■ DIRECTIONS FOR THIS TASK
Each entry below is to be written out exactly, and the pictures are to be left out.

Dataset rows about figures
.....
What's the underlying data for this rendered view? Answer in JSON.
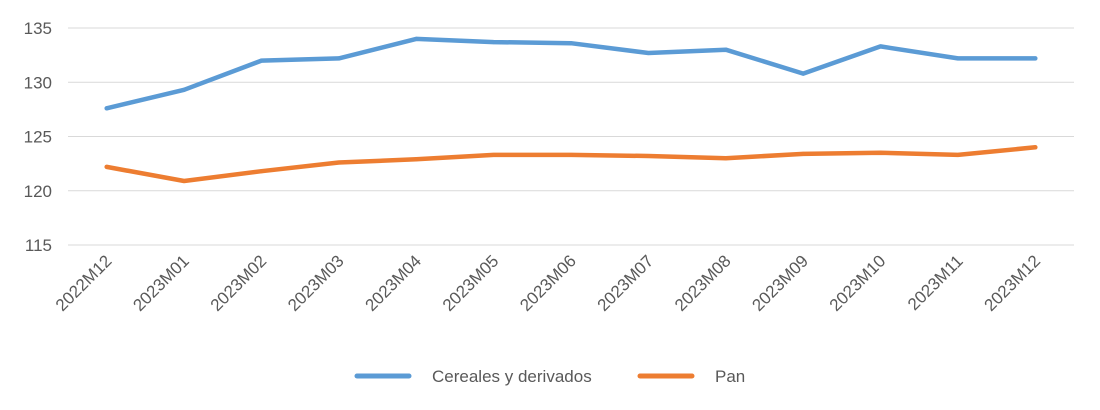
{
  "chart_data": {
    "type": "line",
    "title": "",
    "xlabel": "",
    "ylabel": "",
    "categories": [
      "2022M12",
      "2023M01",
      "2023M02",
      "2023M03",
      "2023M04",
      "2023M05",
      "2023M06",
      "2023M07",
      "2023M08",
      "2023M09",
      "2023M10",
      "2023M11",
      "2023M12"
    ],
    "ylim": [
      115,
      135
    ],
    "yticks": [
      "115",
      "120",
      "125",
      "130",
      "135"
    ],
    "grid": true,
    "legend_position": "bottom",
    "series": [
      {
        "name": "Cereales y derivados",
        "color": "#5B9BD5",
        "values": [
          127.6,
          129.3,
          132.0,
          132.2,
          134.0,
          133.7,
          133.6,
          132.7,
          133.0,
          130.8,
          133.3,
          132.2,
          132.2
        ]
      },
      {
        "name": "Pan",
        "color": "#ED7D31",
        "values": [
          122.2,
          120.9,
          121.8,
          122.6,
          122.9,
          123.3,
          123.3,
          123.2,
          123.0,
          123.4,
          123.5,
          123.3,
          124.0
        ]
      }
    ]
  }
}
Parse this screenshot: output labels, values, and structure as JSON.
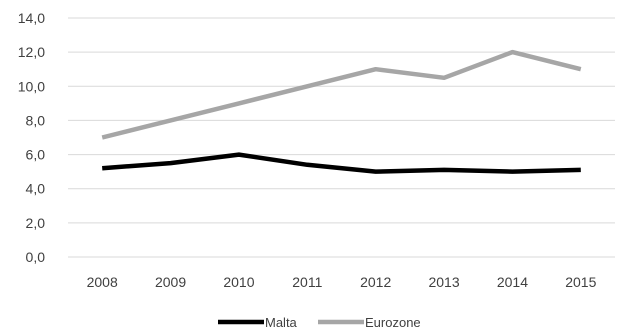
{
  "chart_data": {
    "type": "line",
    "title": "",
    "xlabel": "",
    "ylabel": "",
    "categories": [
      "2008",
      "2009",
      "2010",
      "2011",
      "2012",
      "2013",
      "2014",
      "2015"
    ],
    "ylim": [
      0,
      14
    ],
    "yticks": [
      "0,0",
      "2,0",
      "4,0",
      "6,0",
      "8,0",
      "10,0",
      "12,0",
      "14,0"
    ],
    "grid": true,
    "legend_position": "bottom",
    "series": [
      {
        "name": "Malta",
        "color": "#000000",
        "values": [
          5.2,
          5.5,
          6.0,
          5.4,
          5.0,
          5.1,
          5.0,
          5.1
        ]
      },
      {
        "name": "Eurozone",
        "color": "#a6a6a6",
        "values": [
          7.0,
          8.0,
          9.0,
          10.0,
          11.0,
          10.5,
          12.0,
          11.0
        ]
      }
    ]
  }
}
.....
■ THE SOLUTION
What's the underlying data for this rendered view? Answer in JSON.
{
  "chart_data": {
    "type": "line",
    "title": "",
    "xlabel": "",
    "ylabel": "",
    "categories": [
      "2022M12",
      "2023M01",
      "2023M02",
      "2023M03",
      "2023M04",
      "2023M05",
      "2023M06",
      "2023M07",
      "2023M08",
      "2023M09",
      "2023M10",
      "2023M11",
      "2023M12"
    ],
    "ylim": [
      115,
      135
    ],
    "yticks": [
      "115",
      "120",
      "125",
      "130",
      "135"
    ],
    "grid": true,
    "legend_position": "bottom",
    "series": [
      {
        "name": "Cereales y derivados",
        "color": "#5B9BD5",
        "values": [
          127.6,
          129.3,
          132.0,
          132.2,
          134.0,
          133.7,
          133.6,
          132.7,
          133.0,
          130.8,
          133.3,
          132.2,
          132.2
        ]
      },
      {
        "name": "Pan",
        "color": "#ED7D31",
        "values": [
          122.2,
          120.9,
          121.8,
          122.6,
          122.9,
          123.3,
          123.3,
          123.2,
          123.0,
          123.4,
          123.5,
          123.3,
          124.0
        ]
      }
    ]
  }
}
Parse this screenshot: output labels, values, and structure as JSON.
{
  "chart_data": {
    "type": "line",
    "title": "",
    "xlabel": "",
    "ylabel": "",
    "categories": [
      "2008",
      "2009",
      "2010",
      "2011",
      "2012",
      "2013",
      "2014",
      "2015"
    ],
    "ylim": [
      0,
      14
    ],
    "yticks": [
      "0,0",
      "2,0",
      "4,0",
      "6,0",
      "8,0",
      "10,0",
      "12,0",
      "14,0"
    ],
    "grid": true,
    "legend_position": "bottom",
    "series": [
      {
        "name": "Malta",
        "color": "#000000",
        "values": [
          5.2,
          5.5,
          6.0,
          5.4,
          5.0,
          5.1,
          5.0,
          5.1
        ]
      },
      {
        "name": "Eurozone",
        "color": "#a6a6a6",
        "values": [
          7.0,
          8.0,
          9.0,
          10.0,
          11.0,
          10.5,
          12.0,
          11.0
        ]
      }
    ]
  }
}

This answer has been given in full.